▸ **Exercise**
Reproduce the material word for word; the images stay out.
◇ ◇ ◇ ◇ ◇
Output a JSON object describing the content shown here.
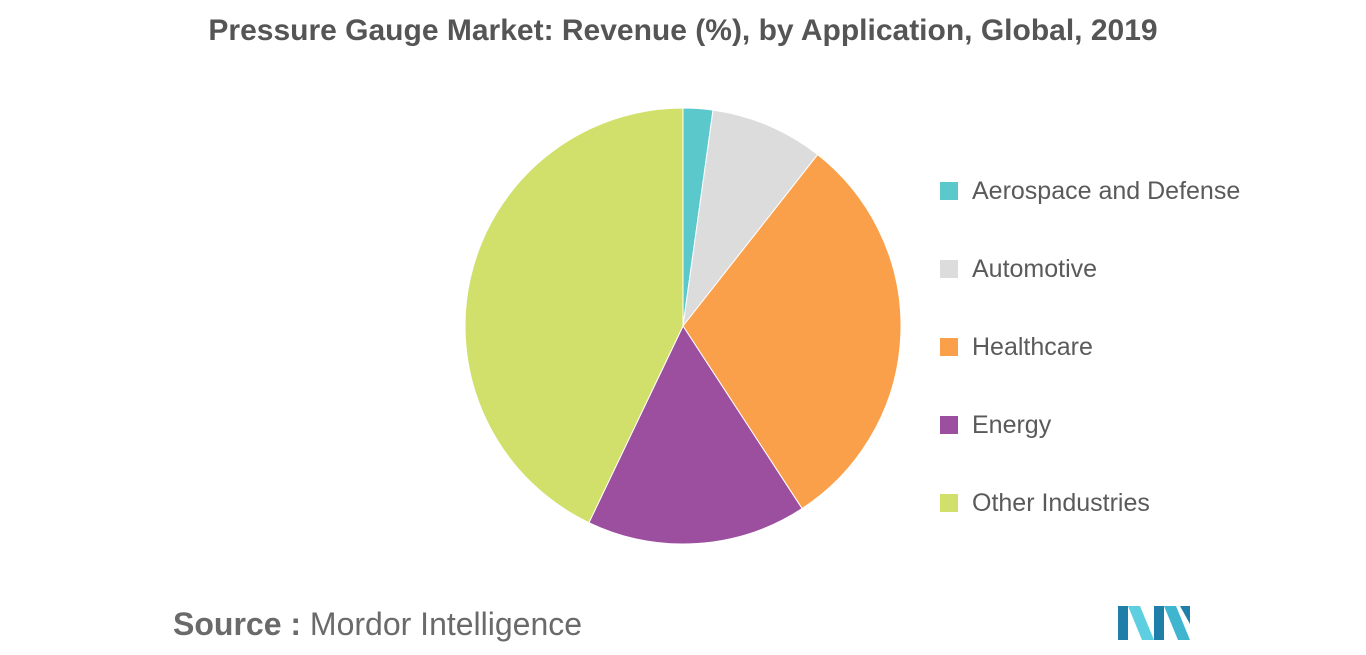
{
  "chart_data": {
    "type": "pie",
    "title": "Pressure Gauge Market: Revenue (%), by Application, Global, 2019",
    "legend_position": "right",
    "categories": [
      "Aerospace and Defense",
      "Automotive",
      "Healthcare",
      "Energy",
      "Other Industries"
    ],
    "values": [
      2.2,
      8.4,
      30.2,
      16.3,
      42.9
    ],
    "colors": [
      "#5bc8cc",
      "#dcdcdc",
      "#fba04a",
      "#9b4f9e",
      "#d1e06b"
    ]
  },
  "source": {
    "label": "Source :",
    "text": "Mordor Intelligence"
  },
  "logo": {
    "name": "mordor-intelligence-logo",
    "colors": [
      "#1f7fa8",
      "#3fb5d0",
      "#5ecfe0"
    ]
  }
}
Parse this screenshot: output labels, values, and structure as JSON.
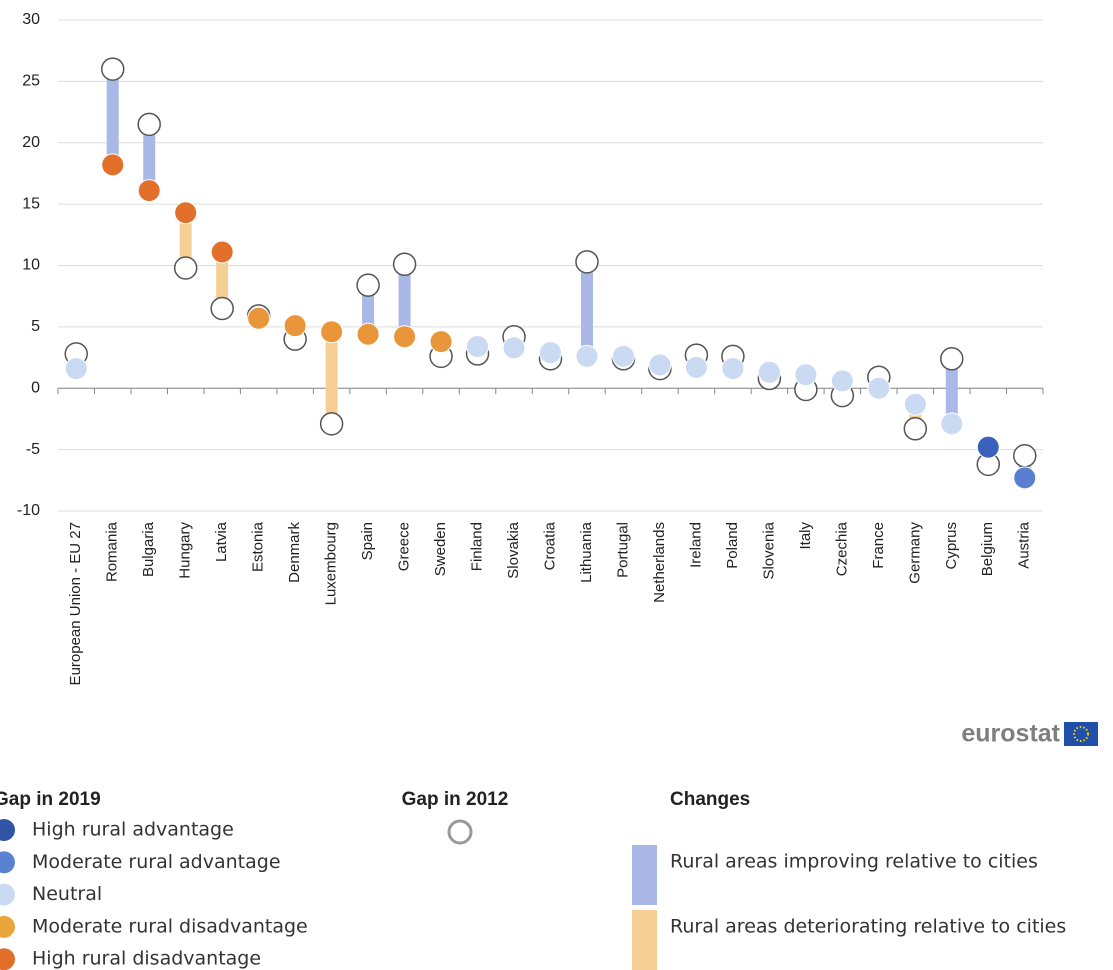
{
  "chart_data": {
    "type": "dumbbell",
    "categories": [
      "European Union - EU 27",
      "Romania",
      "Bulgaria",
      "Hungary",
      "Latvia",
      "Estonia",
      "Denmark",
      "Luxembourg",
      "Spain",
      "Greece",
      "Sweden",
      "Finland",
      "Slovakia",
      "Croatia",
      "Lithuania",
      "Portugal",
      "Netherlands",
      "Ireland",
      "Poland",
      "Slovenia",
      "Italy",
      "Czechia",
      "France",
      "Germany",
      "Cyprus",
      "Belgium",
      "Austria"
    ],
    "series": [
      {
        "name": "Gap in 2019",
        "values": [
          1.6,
          18.2,
          16.1,
          14.3,
          11.1,
          5.7,
          5.1,
          4.6,
          4.4,
          4.2,
          3.8,
          3.4,
          3.3,
          2.9,
          2.6,
          2.6,
          1.9,
          1.7,
          1.6,
          1.3,
          1.1,
          0.6,
          0.0,
          -1.3,
          -2.9,
          -4.8,
          -7.3
        ],
        "colors": [
          "#c9daf2",
          "#e2702b",
          "#e2702b",
          "#e2702b",
          "#e2702b",
          "#e9953a",
          "#e9953a",
          "#e9953a",
          "#e9953a",
          "#e9953a",
          "#e9953a",
          "#c9daf2",
          "#c9daf2",
          "#c9daf2",
          "#c9daf2",
          "#c9daf2",
          "#c9daf2",
          "#c9daf2",
          "#c9daf2",
          "#c9daf2",
          "#c9daf2",
          "#c9daf2",
          "#c9daf2",
          "#c9daf2",
          "#c9daf2",
          "#3a62bd",
          "#5b7fd0"
        ]
      },
      {
        "name": "Gap in 2012",
        "values": [
          2.8,
          26.0,
          21.5,
          9.8,
          6.5,
          5.9,
          4.0,
          -2.9,
          8.4,
          10.1,
          2.6,
          2.8,
          4.2,
          2.4,
          10.3,
          2.4,
          1.6,
          2.7,
          2.6,
          0.8,
          -0.1,
          -0.6,
          0.9,
          -3.3,
          2.4,
          -6.2,
          -5.5
        ],
        "color": "#ffffff",
        "stroke": "#555555"
      }
    ],
    "ylim": [
      -10,
      30
    ],
    "yticks": [
      -10,
      -5,
      0,
      5,
      10,
      15,
      20,
      25,
      30
    ],
    "grid": true,
    "class_legend": [
      {
        "label": "High rural advantage",
        "color": "#2f55a4"
      },
      {
        "label": "Moderate rural advantage",
        "color": "#5b82d1"
      },
      {
        "label": "Neutral",
        "color": "#c9daf2"
      },
      {
        "label": "Moderate rural disadvantage",
        "color": "#e9a43a"
      },
      {
        "label": "High rural disadvantage",
        "color": "#e2702b"
      }
    ],
    "change_legend": {
      "title": "Changes",
      "items": [
        {
          "label": "Rural areas improving relative to cities",
          "color": "#a9b8e6"
        },
        {
          "label": "Rural areas deteriorating relative to cities",
          "color": "#f5cf94"
        }
      ]
    },
    "logo": "eurostat"
  }
}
◇ ◇ ◇ ◇ ◇
▸ **Exercise solution**
Output a JSON object describing the content shown here.
{
  "chart_data": {
    "type": "pie",
    "title": "Pressure Gauge Market: Revenue (%), by Application, Global, 2019",
    "legend_position": "right",
    "categories": [
      "Aerospace and Defense",
      "Automotive",
      "Healthcare",
      "Energy",
      "Other Industries"
    ],
    "values": [
      2.2,
      8.4,
      30.2,
      16.3,
      42.9
    ],
    "colors": [
      "#5bc8cc",
      "#dcdcdc",
      "#fba04a",
      "#9b4f9e",
      "#d1e06b"
    ]
  },
  "source": {
    "label": "Source :",
    "text": "Mordor Intelligence"
  },
  "logo": {
    "name": "mordor-intelligence-logo",
    "colors": [
      "#1f7fa8",
      "#3fb5d0",
      "#5ecfe0"
    ]
  }
}
Parse this screenshot: output labels, values, and structure as JSON.
{
  "chart_data": {
    "type": "dumbbell",
    "categories": [
      "European Union - EU 27",
      "Romania",
      "Bulgaria",
      "Hungary",
      "Latvia",
      "Estonia",
      "Denmark",
      "Luxembourg",
      "Spain",
      "Greece",
      "Sweden",
      "Finland",
      "Slovakia",
      "Croatia",
      "Lithuania",
      "Portugal",
      "Netherlands",
      "Ireland",
      "Poland",
      "Slovenia",
      "Italy",
      "Czechia",
      "France",
      "Germany",
      "Cyprus",
      "Belgium",
      "Austria"
    ],
    "series": [
      {
        "name": "Gap in 2019",
        "values": [
          1.6,
          18.2,
          16.1,
          14.3,
          11.1,
          5.7,
          5.1,
          4.6,
          4.4,
          4.2,
          3.8,
          3.4,
          3.3,
          2.9,
          2.6,
          2.6,
          1.9,
          1.7,
          1.6,
          1.3,
          1.1,
          0.6,
          0.0,
          -1.3,
          -2.9,
          -4.8,
          -7.3
        ],
        "colors": [
          "#c9daf2",
          "#e2702b",
          "#e2702b",
          "#e2702b",
          "#e2702b",
          "#e9953a",
          "#e9953a",
          "#e9953a",
          "#e9953a",
          "#e9953a",
          "#e9953a",
          "#c9daf2",
          "#c9daf2",
          "#c9daf2",
          "#c9daf2",
          "#c9daf2",
          "#c9daf2",
          "#c9daf2",
          "#c9daf2",
          "#c9daf2",
          "#c9daf2",
          "#c9daf2",
          "#c9daf2",
          "#c9daf2",
          "#c9daf2",
          "#3a62bd",
          "#5b7fd0"
        ]
      },
      {
        "name": "Gap in 2012",
        "values": [
          2.8,
          26.0,
          21.5,
          9.8,
          6.5,
          5.9,
          4.0,
          -2.9,
          8.4,
          10.1,
          2.6,
          2.8,
          4.2,
          2.4,
          10.3,
          2.4,
          1.6,
          2.7,
          2.6,
          0.8,
          -0.1,
          -0.6,
          0.9,
          -3.3,
          2.4,
          -6.2,
          -5.5
        ],
        "color": "#ffffff",
        "stroke": "#555555"
      }
    ],
    "ylim": [
      -10,
      30
    ],
    "yticks": [
      -10,
      -5,
      0,
      5,
      10,
      15,
      20,
      25,
      30
    ],
    "grid": true,
    "class_legend": [
      {
        "label": "High rural advantage",
        "color": "#2f55a4"
      },
      {
        "label": "Moderate rural advantage",
        "color": "#5b82d1"
      },
      {
        "label": "Neutral",
        "color": "#c9daf2"
      },
      {
        "label": "Moderate rural disadvantage",
        "color": "#e9a43a"
      },
      {
        "label": "High rural disadvantage",
        "color": "#e2702b"
      }
    ],
    "change_legend": {
      "title": "Changes",
      "items": [
        {
          "label": "Rural areas improving relative to cities",
          "color": "#a9b8e6"
        },
        {
          "label": "Rural areas deteriorating relative to cities",
          "color": "#f5cf94"
        }
      ]
    },
    "logo": "eurostat"
  }
}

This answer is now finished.